[start MATERIALS PROVIDED]

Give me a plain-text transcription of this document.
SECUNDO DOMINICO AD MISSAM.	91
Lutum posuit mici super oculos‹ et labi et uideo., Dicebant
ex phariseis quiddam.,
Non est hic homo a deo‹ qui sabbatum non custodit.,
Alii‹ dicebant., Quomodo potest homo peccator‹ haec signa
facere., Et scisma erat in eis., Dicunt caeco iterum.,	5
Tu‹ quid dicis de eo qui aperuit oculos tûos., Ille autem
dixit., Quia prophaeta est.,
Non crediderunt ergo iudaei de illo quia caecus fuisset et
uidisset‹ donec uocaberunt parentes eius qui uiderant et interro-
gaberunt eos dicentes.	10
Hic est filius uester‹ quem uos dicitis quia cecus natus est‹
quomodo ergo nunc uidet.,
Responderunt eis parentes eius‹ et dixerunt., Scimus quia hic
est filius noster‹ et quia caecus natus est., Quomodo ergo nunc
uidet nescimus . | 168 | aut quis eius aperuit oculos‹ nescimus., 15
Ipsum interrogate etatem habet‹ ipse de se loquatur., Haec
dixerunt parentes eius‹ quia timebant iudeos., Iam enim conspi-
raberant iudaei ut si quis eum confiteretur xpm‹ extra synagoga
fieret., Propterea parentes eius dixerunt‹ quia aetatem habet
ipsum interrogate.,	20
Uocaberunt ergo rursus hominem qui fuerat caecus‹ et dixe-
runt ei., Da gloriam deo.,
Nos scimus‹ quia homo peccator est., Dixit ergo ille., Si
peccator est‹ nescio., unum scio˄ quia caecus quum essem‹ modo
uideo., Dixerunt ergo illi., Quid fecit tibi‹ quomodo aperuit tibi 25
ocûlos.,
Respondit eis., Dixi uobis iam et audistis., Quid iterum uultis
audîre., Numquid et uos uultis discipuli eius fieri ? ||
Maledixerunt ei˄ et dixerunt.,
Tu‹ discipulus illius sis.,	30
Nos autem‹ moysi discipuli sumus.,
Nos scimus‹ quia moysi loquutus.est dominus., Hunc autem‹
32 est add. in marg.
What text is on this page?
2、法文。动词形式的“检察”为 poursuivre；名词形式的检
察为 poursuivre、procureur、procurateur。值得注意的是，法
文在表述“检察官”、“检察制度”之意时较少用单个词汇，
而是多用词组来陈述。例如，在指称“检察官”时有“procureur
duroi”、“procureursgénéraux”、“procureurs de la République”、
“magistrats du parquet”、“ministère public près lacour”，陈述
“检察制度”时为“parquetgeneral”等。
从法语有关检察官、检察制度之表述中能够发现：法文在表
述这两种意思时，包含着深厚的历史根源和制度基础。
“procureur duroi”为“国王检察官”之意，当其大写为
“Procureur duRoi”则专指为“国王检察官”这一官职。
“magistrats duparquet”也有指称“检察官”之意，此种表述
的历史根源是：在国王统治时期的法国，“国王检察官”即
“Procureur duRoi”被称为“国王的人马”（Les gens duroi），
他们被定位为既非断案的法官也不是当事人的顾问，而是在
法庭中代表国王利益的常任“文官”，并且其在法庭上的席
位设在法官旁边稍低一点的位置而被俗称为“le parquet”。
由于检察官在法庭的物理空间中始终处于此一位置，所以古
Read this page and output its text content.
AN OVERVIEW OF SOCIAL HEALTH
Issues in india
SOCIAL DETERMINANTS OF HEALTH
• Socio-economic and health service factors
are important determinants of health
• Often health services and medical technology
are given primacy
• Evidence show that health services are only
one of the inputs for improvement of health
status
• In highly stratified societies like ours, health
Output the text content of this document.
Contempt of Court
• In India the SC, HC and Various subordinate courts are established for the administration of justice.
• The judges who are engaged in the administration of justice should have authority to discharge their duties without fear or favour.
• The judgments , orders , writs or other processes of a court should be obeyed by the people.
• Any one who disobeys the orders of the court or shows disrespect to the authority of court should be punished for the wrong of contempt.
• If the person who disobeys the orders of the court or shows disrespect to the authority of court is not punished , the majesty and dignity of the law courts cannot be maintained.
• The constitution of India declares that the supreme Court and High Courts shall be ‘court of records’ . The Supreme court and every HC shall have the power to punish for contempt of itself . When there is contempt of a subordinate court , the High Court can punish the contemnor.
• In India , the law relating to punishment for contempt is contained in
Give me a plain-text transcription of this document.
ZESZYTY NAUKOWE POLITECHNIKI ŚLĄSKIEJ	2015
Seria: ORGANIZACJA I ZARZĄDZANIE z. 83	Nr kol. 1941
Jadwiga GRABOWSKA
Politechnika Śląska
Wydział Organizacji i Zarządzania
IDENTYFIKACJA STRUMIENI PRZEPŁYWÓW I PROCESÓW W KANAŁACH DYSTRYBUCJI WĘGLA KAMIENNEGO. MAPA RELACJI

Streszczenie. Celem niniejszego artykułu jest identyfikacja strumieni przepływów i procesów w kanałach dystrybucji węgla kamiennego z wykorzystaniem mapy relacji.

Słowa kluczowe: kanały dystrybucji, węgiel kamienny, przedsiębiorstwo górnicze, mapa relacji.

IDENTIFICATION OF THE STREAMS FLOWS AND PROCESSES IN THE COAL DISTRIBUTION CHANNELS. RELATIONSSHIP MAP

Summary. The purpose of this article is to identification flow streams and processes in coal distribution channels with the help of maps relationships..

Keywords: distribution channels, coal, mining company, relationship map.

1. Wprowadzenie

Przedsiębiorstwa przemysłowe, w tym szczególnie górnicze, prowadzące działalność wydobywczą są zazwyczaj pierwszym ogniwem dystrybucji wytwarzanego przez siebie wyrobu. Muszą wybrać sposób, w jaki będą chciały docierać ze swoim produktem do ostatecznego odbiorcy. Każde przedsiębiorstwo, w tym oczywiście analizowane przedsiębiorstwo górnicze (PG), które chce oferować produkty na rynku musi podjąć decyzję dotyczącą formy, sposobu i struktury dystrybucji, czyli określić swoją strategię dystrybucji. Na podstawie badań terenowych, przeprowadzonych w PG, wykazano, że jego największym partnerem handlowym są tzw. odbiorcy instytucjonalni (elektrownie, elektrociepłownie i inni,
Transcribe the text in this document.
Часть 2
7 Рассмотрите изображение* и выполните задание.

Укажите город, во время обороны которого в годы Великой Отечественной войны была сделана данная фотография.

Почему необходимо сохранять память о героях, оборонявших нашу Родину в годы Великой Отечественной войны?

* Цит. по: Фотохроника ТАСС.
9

[end MATERIALS PROVIDED]

### OBJECTIVE
Output all records verbatim.

### EXERCISE OUTPUT
Give me a plain-text transcription of this document.
SECUNDO DOMINICO AD MISSAM.	91
Lutum posuit mici super oculos‹ et labi et uideo., Dicebant
ex phariseis quiddam.,
Non est hic homo a deo‹ qui sabbatum non custodit.,
Alii‹ dicebant., Quomodo potest homo peccator‹ haec signa
facere., Et scisma erat in eis., Dicunt caeco iterum.,	5
Tu‹ quid dicis de eo qui aperuit oculos tûos., Ille autem
dixit., Quia prophaeta est.,
Non crediderunt ergo iudaei de illo quia caecus fuisset et
uidisset‹ donec uocaberunt parentes eius qui uiderant et interro-
gaberunt eos dicentes.	10
Hic est filius uester‹ quem uos dicitis quia cecus natus est‹
quomodo ergo nunc uidet.,
Responderunt eis parentes eius‹ et dixerunt., Scimus quia hic
est filius noster‹ et quia caecus natus est., Quomodo ergo nunc
uidet nescimus . | 168 | aut quis eius aperuit oculos‹ nescimus., 15
Ipsum interrogate etatem habet‹ ipse de se loquatur., Haec
dixerunt parentes eius‹ quia timebant iudeos., Iam enim conspi-
raberant iudaei ut si quis eum confiteretur xpm‹ extra synagoga
fieret., Propterea parentes eius dixerunt‹ quia aetatem habet
ipsum interrogate.,	20
Uocaberunt ergo rursus hominem qui fuerat caecus‹ et dixe-
runt ei., Da gloriam deo.,
Nos scimus‹ quia homo peccator est., Dixit ergo ille., Si
peccator est‹ nescio., unum scio˄ quia caecus quum essem‹ modo
uideo., Dixerunt ergo illi., Quid fecit tibi‹ quomodo aperuit tibi 25
ocûlos.,
Respondit eis., Dixi uobis iam et audistis., Quid iterum uultis
audîre., Numquid et uos uultis discipuli eius fieri ? ||
Maledixerunt ei˄ et dixerunt.,
Tu‹ discipulus illius sis.,	30
Nos autem‹ moysi discipuli sumus.,
Nos scimus‹ quia moysi loquutus.est dominus., Hunc autem‹
32 est add. in marg.
What text is on this page?
2、法文。动词形式的“检察”为 poursuivre；名词形式的检
察为 poursuivre、procureur、procurateur。值得注意的是，法
文在表述“检察官”、“检察制度”之意时较少用单个词汇，
而是多用词组来陈述。例如，在指称“检察官”时有“procureur
duroi”、“procureursgénéraux”、“procureurs de la République”、
“magistrats du parquet”、“ministère public près lacour”，陈述
“检察制度”时为“parquetgeneral”等。
从法语有关检察官、检察制度之表述中能够发现：法文在表
述这两种意思时，包含着深厚的历史根源和制度基础。
“procureur duroi”为“国王检察官”之意，当其大写为
“Procureur duRoi”则专指为“国王检察官”这一官职。
“magistrats duparquet”也有指称“检察官”之意，此种表述
的历史根源是：在国王统治时期的法国，“国王检察官”即
“Procureur duRoi”被称为“国王的人马”（Les gens duroi），
他们被定位为既非断案的法官也不是当事人的顾问，而是在
法庭中代表国王利益的常任“文官”，并且其在法庭上的席
位设在法官旁边稍低一点的位置而被俗称为“le parquet”。
由于检察官在法庭的物理空间中始终处于此一位置，所以古
Read this page and output its text content.
AN OVERVIEW OF SOCIAL HEALTH
Issues in india
SOCIAL DETERMINANTS OF HEALTH
• Socio-economic and health service factors
are important determinants of health
• Often health services and medical technology
are given primacy
• Evidence show that health services are only
one of the inputs for improvement of health
status
• In highly stratified societies like ours, health
Output the text content of this document.
Contempt of Court
• In India the SC, HC and Various subordinate courts are established for the administration of justice.
• The judges who are engaged in the administration of justice should have authority to discharge their duties without fear or favour.
• The judgments , orders , writs or other processes of a court should be obeyed by the people.
• Any one who disobeys the orders of the court or shows disrespect to the authority of court should be punished for the wrong of contempt.
• If the person who disobeys the orders of the court or shows disrespect to the authority of court is not punished , the majesty and dignity of the law courts cannot be maintained.
• The constitution of India declares that the supreme Court and High Courts shall be ‘court of records’ . The Supreme court and every HC shall have the power to punish for contempt of itself . When there is contempt of a subordinate court , the High Court can punish the contemnor.
• In India , the law relating to punishment for contempt is contained in
Give me a plain-text transcription of this document.
ZESZYTY NAUKOWE POLITECHNIKI ŚLĄSKIEJ	2015
Seria: ORGANIZACJA I ZARZĄDZANIE z. 83	Nr kol. 1941
Jadwiga GRABOWSKA
Politechnika Śląska
Wydział Organizacji i Zarządzania
IDENTYFIKACJA STRUMIENI PRZEPŁYWÓW I PROCESÓW W KANAŁACH DYSTRYBUCJI WĘGLA KAMIENNEGO. MAPA RELACJI

Streszczenie. Celem niniejszego artykułu jest identyfikacja strumieni przepływów i procesów w kanałach dystrybucji węgla kamiennego z wykorzystaniem mapy relacji.

Słowa kluczowe: kanały dystrybucji, węgiel kamienny, przedsiębiorstwo górnicze, mapa relacji.

IDENTIFICATION OF THE STREAMS FLOWS AND PROCESSES IN THE COAL DISTRIBUTION CHANNELS. RELATIONSSHIP MAP

Summary. The purpose of this article is to identification flow streams and processes in coal distribution channels with the help of maps relationships..

Keywords: distribution channels, coal, mining company, relationship map.

1. Wprowadzenie

Przedsiębiorstwa przemysłowe, w tym szczególnie górnicze, prowadzące działalność wydobywczą są zazwyczaj pierwszym ogniwem dystrybucji wytwarzanego przez siebie wyrobu. Muszą wybrać sposób, w jaki będą chciały docierać ze swoim produktem do ostatecznego odbiorcy. Każde przedsiębiorstwo, w tym oczywiście analizowane przedsiębiorstwo górnicze (PG), które chce oferować produkty na rynku musi podjąć decyzję dotyczącą formy, sposobu i struktury dystrybucji, czyli określić swoją strategię dystrybucji. Na podstawie badań terenowych, przeprowadzonych w PG, wykazano, że jego największym partnerem handlowym są tzw. odbiorcy instytucjonalni (elektrownie, elektrociepłownie i inni,
Transcribe the text in this document.
Часть 2
7 Рассмотрите изображение* и выполните задание.

Укажите город, во время обороны которого в годы Великой Отечественной войны была сделана данная фотография.

Почему необходимо сохранять память о героях, оборонявших нашу Родину в годы Великой Отечественной войны?

* Цит. по: Фотохроника ТАСС.
9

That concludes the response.